-- START Recorded data --

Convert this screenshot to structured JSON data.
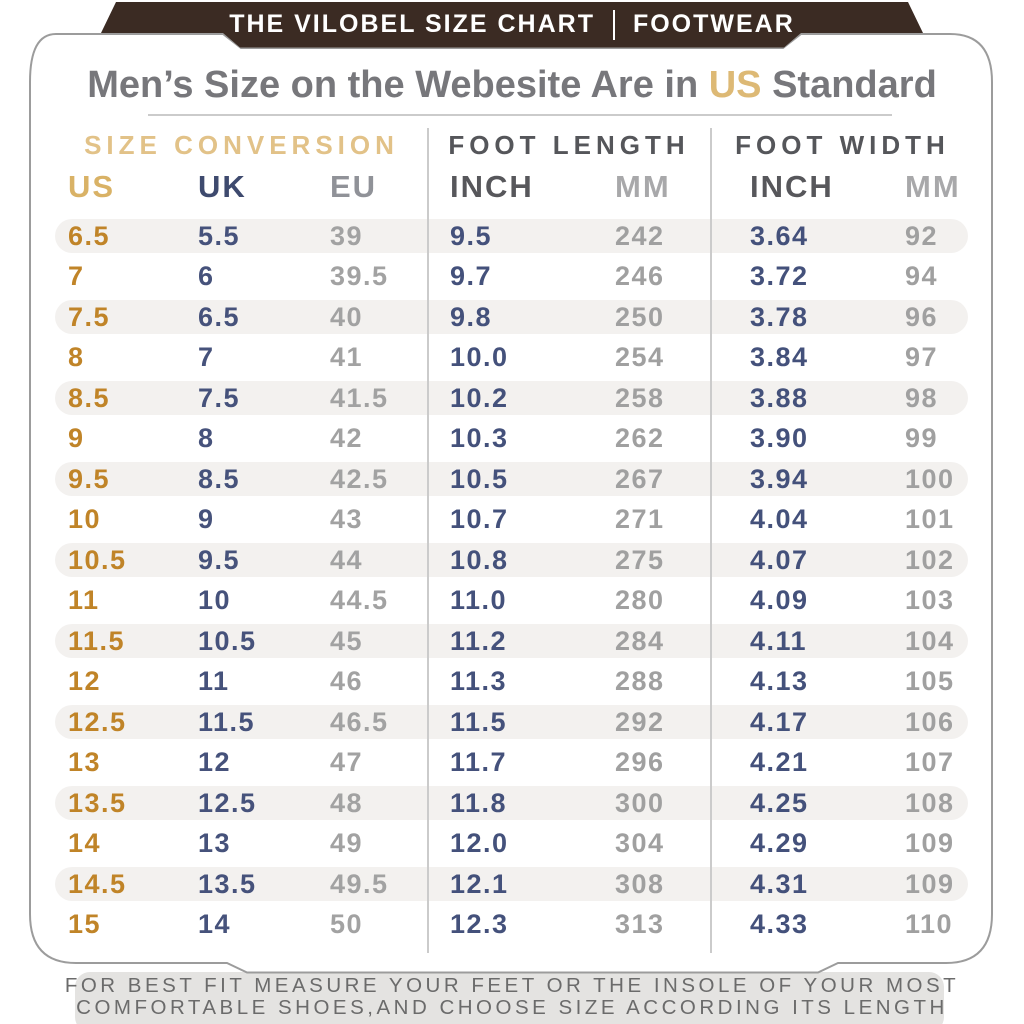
{
  "banner": {
    "brand": "THE VILOBEL SIZE CHART",
    "category": "FOOTWEAR",
    "bg_color": "#3b2b23",
    "text_color": "#ffffff"
  },
  "title": {
    "prefix": "Men’s Size on the Webesite Are in ",
    "highlight": "US",
    "suffix": " Standard"
  },
  "chart_data": {
    "type": "table",
    "title": "Men’s Size on the Webesite Are in US Standard",
    "column_groups": [
      "SIZE CONVERSION",
      "FOOT LENGTH",
      "FOOT WIDTH"
    ],
    "columns": [
      "US",
      "UK",
      "EU",
      "INCH",
      "MM",
      "INCH",
      "MM"
    ],
    "rows": [
      [
        "6.5",
        "5.5",
        "39",
        "9.5",
        "242",
        "3.64",
        "92"
      ],
      [
        "7",
        "6",
        "39.5",
        "9.7",
        "246",
        "3.72",
        "94"
      ],
      [
        "7.5",
        "6.5",
        "40",
        "9.8",
        "250",
        "3.78",
        "96"
      ],
      [
        "8",
        "7",
        "41",
        "10.0",
        "254",
        "3.84",
        "97"
      ],
      [
        "8.5",
        "7.5",
        "41.5",
        "10.2",
        "258",
        "3.88",
        "98"
      ],
      [
        "9",
        "8",
        "42",
        "10.3",
        "262",
        "3.90",
        "99"
      ],
      [
        "9.5",
        "8.5",
        "42.5",
        "10.5",
        "267",
        "3.94",
        "100"
      ],
      [
        "10",
        "9",
        "43",
        "10.7",
        "271",
        "4.04",
        "101"
      ],
      [
        "10.5",
        "9.5",
        "44",
        "10.8",
        "275",
        "4.07",
        "102"
      ],
      [
        "11",
        "10",
        "44.5",
        "11.0",
        "280",
        "4.09",
        "103"
      ],
      [
        "11.5",
        "10.5",
        "45",
        "11.2",
        "284",
        "4.11",
        "104"
      ],
      [
        "12",
        "11",
        "46",
        "11.3",
        "288",
        "4.13",
        "105"
      ],
      [
        "12.5",
        "11.5",
        "46.5",
        "11.5",
        "292",
        "4.17",
        "106"
      ],
      [
        "13",
        "12",
        "47",
        "11.7",
        "296",
        "4.21",
        "107"
      ],
      [
        "13.5",
        "12.5",
        "48",
        "11.8",
        "300",
        "4.25",
        "108"
      ],
      [
        "14",
        "13",
        "49",
        "12.0",
        "304",
        "4.29",
        "109"
      ],
      [
        "14.5",
        "13.5",
        "49.5",
        "12.1",
        "308",
        "4.31",
        "109"
      ],
      [
        "15",
        "14",
        "50",
        "12.3",
        "313",
        "4.33",
        "110"
      ]
    ]
  },
  "footer": {
    "line1": "FOR BEST FIT MEASURE YOUR FEET OR THE INSOLE OF YOUR MOST",
    "line2": "COMFORTABLE SHOES,AND CHOOSE SIZE ACCORDING ITS LENGTH"
  },
  "colors": {
    "banner_brown": "#3b2b23",
    "gold_header": "#e2c288",
    "gold_value": "#c08428",
    "navy_value": "#46527b",
    "gray_value": "#a0a0a0",
    "dark_header": "#55565a",
    "row_stripe": "#f3f1ef",
    "card_border": "#9c9c9c",
    "footer_bar": "#e4e3e1",
    "title_gray": "#77777b",
    "title_gold": "#ddb975"
  }
}
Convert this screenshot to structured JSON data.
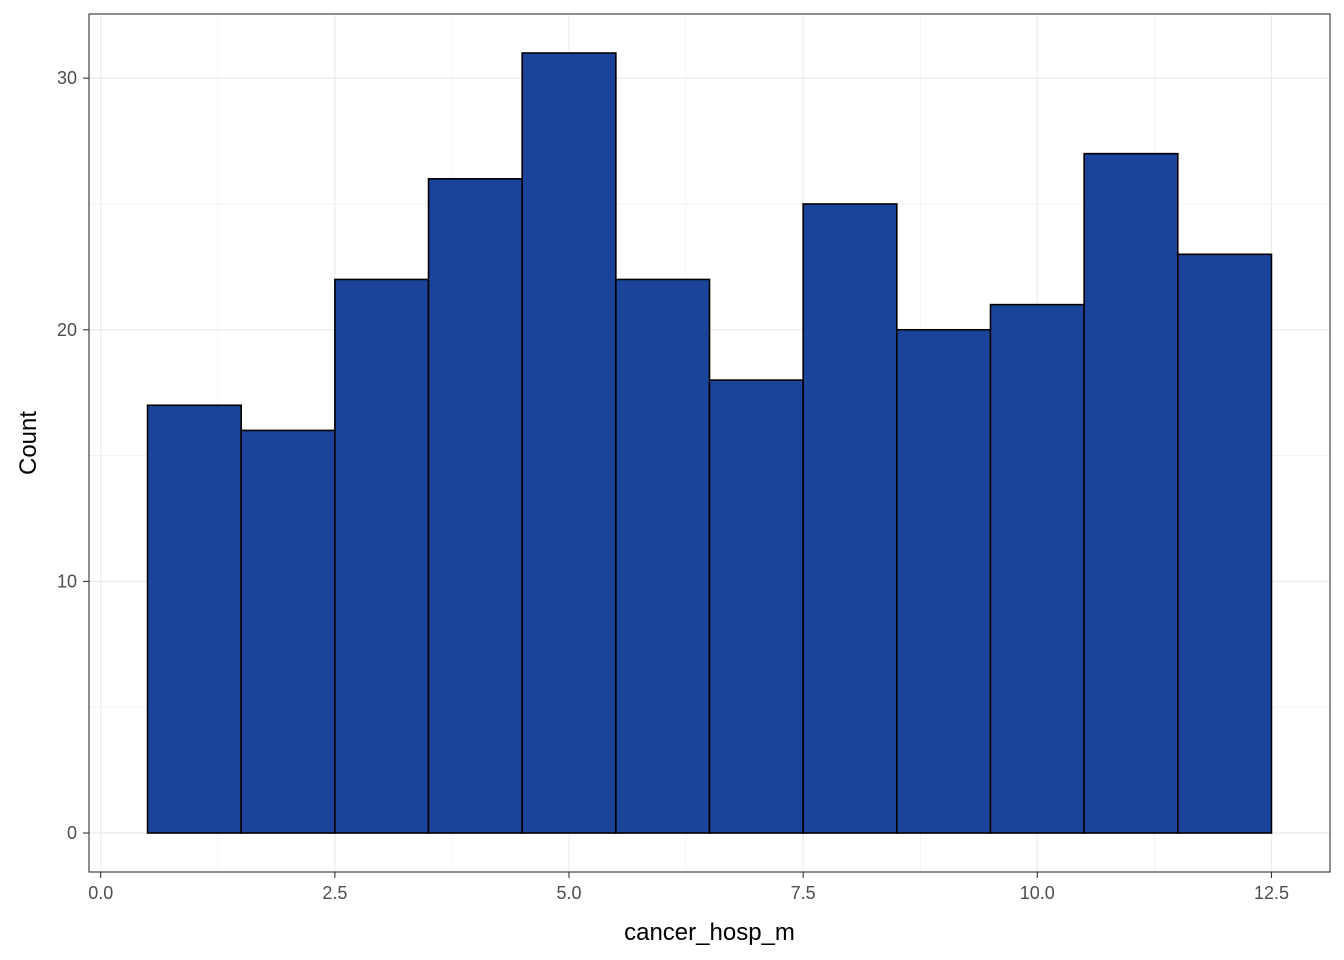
{
  "chart_data": {
    "type": "bar",
    "subtype": "histogram",
    "title": "",
    "xlabel": "cancer_hosp_m",
    "ylabel": "Count",
    "bins": [
      {
        "x0": 0.5,
        "x1": 1.5,
        "count": 17
      },
      {
        "x0": 1.5,
        "x1": 2.5,
        "count": 16
      },
      {
        "x0": 2.5,
        "x1": 3.5,
        "count": 22
      },
      {
        "x0": 3.5,
        "x1": 4.5,
        "count": 26
      },
      {
        "x0": 4.5,
        "x1": 5.5,
        "count": 31
      },
      {
        "x0": 5.5,
        "x1": 6.5,
        "count": 22
      },
      {
        "x0": 6.5,
        "x1": 7.5,
        "count": 18
      },
      {
        "x0": 7.5,
        "x1": 8.5,
        "count": 25
      },
      {
        "x0": 8.5,
        "x1": 9.5,
        "count": 20
      },
      {
        "x0": 9.5,
        "x1": 10.5,
        "count": 21
      },
      {
        "x0": 10.5,
        "x1": 11.5,
        "count": 27
      },
      {
        "x0": 11.5,
        "x1": 12.5,
        "count": 23
      }
    ],
    "xlim": [
      -0.125,
      13.125
    ],
    "ylim": [
      -1.55,
      32.55
    ],
    "x_ticks": [
      0,
      2.5,
      5,
      7.5,
      10,
      12.5
    ],
    "x_tick_labels": [
      "0.0",
      "2.5",
      "5.0",
      "7.5",
      "10.0",
      "12.5"
    ],
    "y_ticks": [
      0,
      10,
      20,
      30
    ],
    "y_tick_labels": [
      "0",
      "10",
      "20",
      "30"
    ],
    "grid": true,
    "bar_fill": "#1a4499",
    "bar_stroke": "#000000",
    "grid_color": "#ebebeb"
  }
}
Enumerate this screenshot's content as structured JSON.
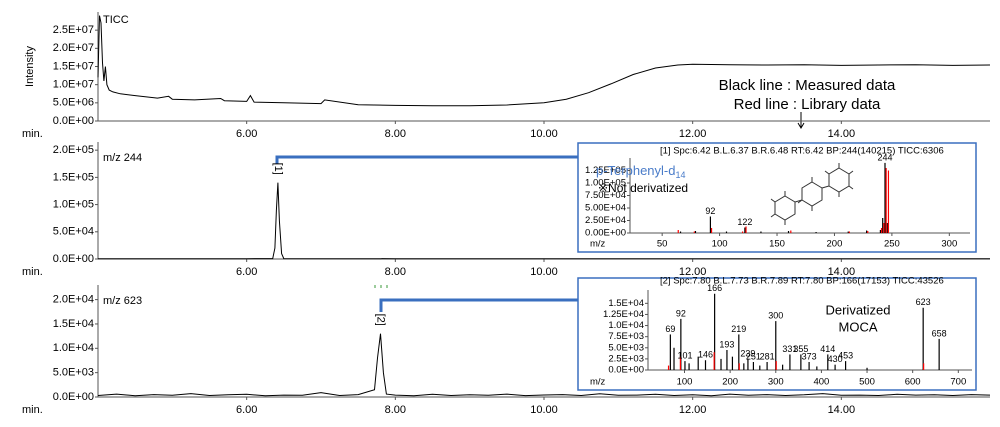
{
  "chart_data": [
    {
      "type": "line",
      "label": "TICC",
      "ylabel": "Intensity",
      "xlabel": "min.",
      "color": "#000000",
      "xlim": [
        4.0,
        16.0
      ],
      "ylim": [
        0,
        30000000
      ],
      "xticks": [
        {
          "value": 6,
          "label": "6.00"
        },
        {
          "value": 8,
          "label": "8.00"
        },
        {
          "value": 10,
          "label": "10.00"
        },
        {
          "value": 12,
          "label": "12.00"
        },
        {
          "value": 14,
          "label": "14.00"
        }
      ],
      "yticks": [
        {
          "value": 0,
          "label": "0.0E+00"
        },
        {
          "value": 5000000,
          "label": "5.0E+06"
        },
        {
          "value": 10000000,
          "label": "1.0E+07"
        },
        {
          "value": 15000000,
          "label": "1.5E+07"
        },
        {
          "value": 20000000,
          "label": "2.0E+07"
        },
        {
          "value": 25000000,
          "label": "2.5E+07"
        }
      ],
      "x": [
        4.0,
        4.02,
        4.04,
        4.06,
        4.08,
        4.1,
        4.12,
        4.15,
        4.2,
        4.3,
        4.5,
        4.8,
        4.95,
        5.0,
        5.3,
        5.65,
        5.7,
        6.0,
        6.05,
        6.1,
        6.5,
        7.0,
        7.05,
        7.5,
        8.0,
        8.5,
        9.0,
        9.5,
        10.0,
        10.3,
        10.6,
        10.9,
        11.2,
        11.5,
        11.8,
        12.0,
        12.5,
        13.0,
        13.5,
        14.0,
        14.5,
        15.0,
        15.5,
        16.0
      ],
      "values": [
        12000000,
        29000000,
        27000000,
        16000000,
        11000000,
        15000000,
        10000000,
        8500000,
        8000000,
        7500000,
        7000000,
        6300000,
        6800000,
        6000000,
        5800000,
        6200000,
        5600000,
        5400000,
        7000000,
        5200000,
        5000000,
        4800000,
        5800000,
        4500000,
        4300000,
        4200000,
        4200000,
        4400000,
        5000000,
        6000000,
        7800000,
        10200000,
        12800000,
        14600000,
        15400000,
        15600000,
        15500000,
        15400000,
        15500000,
        15300000,
        15400000,
        15500000,
        15300000,
        15400000
      ],
      "annotations": [
        {
          "text": "Black line : Measured data",
          "color": "#000000"
        },
        {
          "text": "Red line : Library data",
          "color": "#ff0000"
        }
      ]
    },
    {
      "type": "line",
      "label": "m/z 244",
      "xlabel": "min.",
      "color": "#000000",
      "xlim": [
        4.0,
        16.0
      ],
      "ylim": [
        0,
        215000
      ],
      "xticks": [
        {
          "value": 6,
          "label": "6.00"
        },
        {
          "value": 8,
          "label": "8.00"
        },
        {
          "value": 10,
          "label": "10.00"
        },
        {
          "value": 12,
          "label": "12.00"
        },
        {
          "value": 14,
          "label": "14.00"
        }
      ],
      "yticks": [
        {
          "value": 0,
          "label": "0.0E+00"
        },
        {
          "value": 50000,
          "label": "5.0E+04"
        },
        {
          "value": 100000,
          "label": "1.0E+05"
        },
        {
          "value": 150000,
          "label": "1.5E+05"
        },
        {
          "value": 200000,
          "label": "2.0E+05"
        }
      ],
      "x": [
        4.0,
        6.0,
        6.35,
        6.38,
        6.4,
        6.42,
        6.44,
        6.47,
        6.5,
        8.0,
        10.0,
        12.0,
        14.0,
        16.0
      ],
      "values": [
        500,
        500,
        800,
        20000,
        90000,
        140215,
        70000,
        10000,
        800,
        600,
        600,
        600,
        600,
        600
      ],
      "peak_marker": {
        "x": 6.42,
        "label": "[1]"
      }
    },
    {
      "type": "line",
      "label": "m/z 623",
      "xlabel": "min.",
      "color": "#000000",
      "xlim": [
        4.0,
        16.0
      ],
      "ylim": [
        0,
        23000
      ],
      "xticks": [
        {
          "value": 6,
          "label": "6.00"
        },
        {
          "value": 8,
          "label": "8.00"
        },
        {
          "value": 10,
          "label": "10.00"
        },
        {
          "value": 12,
          "label": "12.00"
        },
        {
          "value": 14,
          "label": "14.00"
        }
      ],
      "yticks": [
        {
          "value": 0,
          "label": "0.0E+00"
        },
        {
          "value": 5000,
          "label": "5.0E+03"
        },
        {
          "value": 10000,
          "label": "1.0E+04"
        },
        {
          "value": 15000,
          "label": "1.5E+04"
        },
        {
          "value": 20000,
          "label": "2.0E+04"
        }
      ],
      "x": [
        4.0,
        4.25,
        4.5,
        4.75,
        5.0,
        5.25,
        5.5,
        5.75,
        6.0,
        6.25,
        6.5,
        6.75,
        7.0,
        7.25,
        7.5,
        7.72,
        7.76,
        7.8,
        7.84,
        7.88,
        8.0,
        8.25,
        8.5,
        8.75,
        9.0,
        9.25,
        9.5,
        9.75,
        10.0,
        10.25,
        10.5,
        10.75,
        11.0,
        11.25,
        11.5,
        11.75,
        12.0,
        12.25,
        12.5,
        12.75,
        13.0,
        13.25,
        13.5,
        13.75,
        14.0,
        14.25,
        14.5,
        14.75,
        15.0,
        15.25,
        15.5,
        15.75,
        16.0
      ],
      "values": [
        300,
        600,
        250,
        500,
        350,
        700,
        300,
        450,
        550,
        250,
        400,
        350,
        900,
        300,
        500,
        1500,
        8000,
        13000,
        5000,
        600,
        400,
        250,
        550,
        300,
        450,
        350,
        600,
        280,
        420,
        500,
        300,
        650,
        350,
        400,
        550,
        300,
        450,
        250,
        600,
        350,
        500,
        300,
        450,
        700,
        350,
        400,
        300,
        550,
        380,
        450,
        300,
        500,
        400
      ],
      "peak_marker": {
        "x": 7.8,
        "label": "[2]"
      }
    },
    {
      "type": "bar",
      "header": "[1] Spc:6.42 B.L.6.37 B.R.6.48 RT:6.42 BP:244(140215) TICC:6306",
      "xlabel": "m/z",
      "compound_label": {
        "text": "p-Terphenyl-d",
        "subscript": "14"
      },
      "note": "※Not derivatized",
      "xlim": [
        22,
        318
      ],
      "ylim": [
        0,
        150000
      ],
      "xticks": [
        50,
        100,
        150,
        200,
        250,
        300
      ],
      "yticks": [
        {
          "value": 0,
          "label": "0.00E+00"
        },
        {
          "value": 25000,
          "label": "2.50E+04"
        },
        {
          "value": 50000,
          "label": "5.00E+04"
        },
        {
          "value": 75000,
          "label": "7.50E+04"
        },
        {
          "value": 100000,
          "label": "1.00E+05"
        },
        {
          "value": 125000,
          "label": "1.25E+05"
        }
      ],
      "series": [
        {
          "color": "#000000",
          "x": [
            66,
            79,
            92,
            106,
            122,
            136,
            160,
            184,
            212,
            228,
            240,
            242,
            244,
            246
          ],
          "values": [
            3000,
            4000,
            33000,
            3000,
            11000,
            3000,
            4000,
            2000,
            3000,
            5000,
            6000,
            30000,
            140215,
            20000
          ]
        },
        {
          "color": "#ff0000",
          "x": [
            64,
            78,
            93,
            120,
            123,
            162,
            213,
            229,
            241,
            243,
            245,
            247
          ],
          "values": [
            6000,
            3000,
            10000,
            3000,
            13000,
            5000,
            3000,
            4000,
            10000,
            20000,
            130000,
            125000
          ]
        }
      ],
      "labeled_peaks": [
        244,
        92,
        122
      ]
    },
    {
      "type": "bar",
      "header": "[2] Spc:7.80 B.L.7.73 B.R.7.89 RT:7.80 BP:166(17153) TICC:43526",
      "xlabel": "m/z",
      "compound_label": {
        "text": "Derivatized",
        "subscript": "MOCA"
      },
      "xlim": [
        20,
        730
      ],
      "ylim": [
        0,
        18000
      ],
      "xticks": [
        100,
        200,
        300,
        400,
        500,
        600,
        700
      ],
      "yticks": [
        {
          "value": 0,
          "label": "0.0E+00"
        },
        {
          "value": 2500,
          "label": "2.5E+03"
        },
        {
          "value": 5000,
          "label": "5.0E+03"
        },
        {
          "value": 7500,
          "label": "7.5E+03"
        },
        {
          "value": 10000,
          "label": "1.0E+04"
        },
        {
          "value": 12500,
          "label": "1.25E+04"
        },
        {
          "value": 15000,
          "label": "1.5E+04"
        }
      ],
      "series": [
        {
          "color": "#000000",
          "x": [
            69,
            77,
            92,
            101,
            110,
            130,
            146,
            166,
            180,
            193,
            205,
            219,
            230,
            239,
            251,
            265,
            281,
            300,
            315,
            331,
            355,
            373,
            390,
            414,
            430,
            453,
            500,
            623,
            658
          ],
          "values": [
            8000,
            5000,
            11500,
            2000,
            1500,
            3000,
            2200,
            17153,
            2500,
            4500,
            3000,
            8000,
            1500,
            2500,
            1800,
            1000,
            1800,
            11000,
            1200,
            3500,
            3500,
            1800,
            800,
            3500,
            1200,
            2000,
            500,
            14000,
            7000
          ]
        },
        {
          "color": "#ff0000",
          "x": [
            65,
            91,
            165,
            220,
            301,
            624
          ],
          "values": [
            1000,
            3000,
            4000,
            1500,
            2000,
            1500
          ]
        }
      ],
      "labeled_peaks": [
        69,
        92,
        101,
        146,
        166,
        193,
        219,
        239,
        251,
        281,
        300,
        331,
        355,
        373,
        414,
        430,
        453,
        623,
        658
      ]
    }
  ]
}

-- END Recorded data --

■ **What this task involves**:
Check every line of the entries above for the word "Webesite" and report how many lines contain it, giving the number only.

■ **Solved exercise**:
2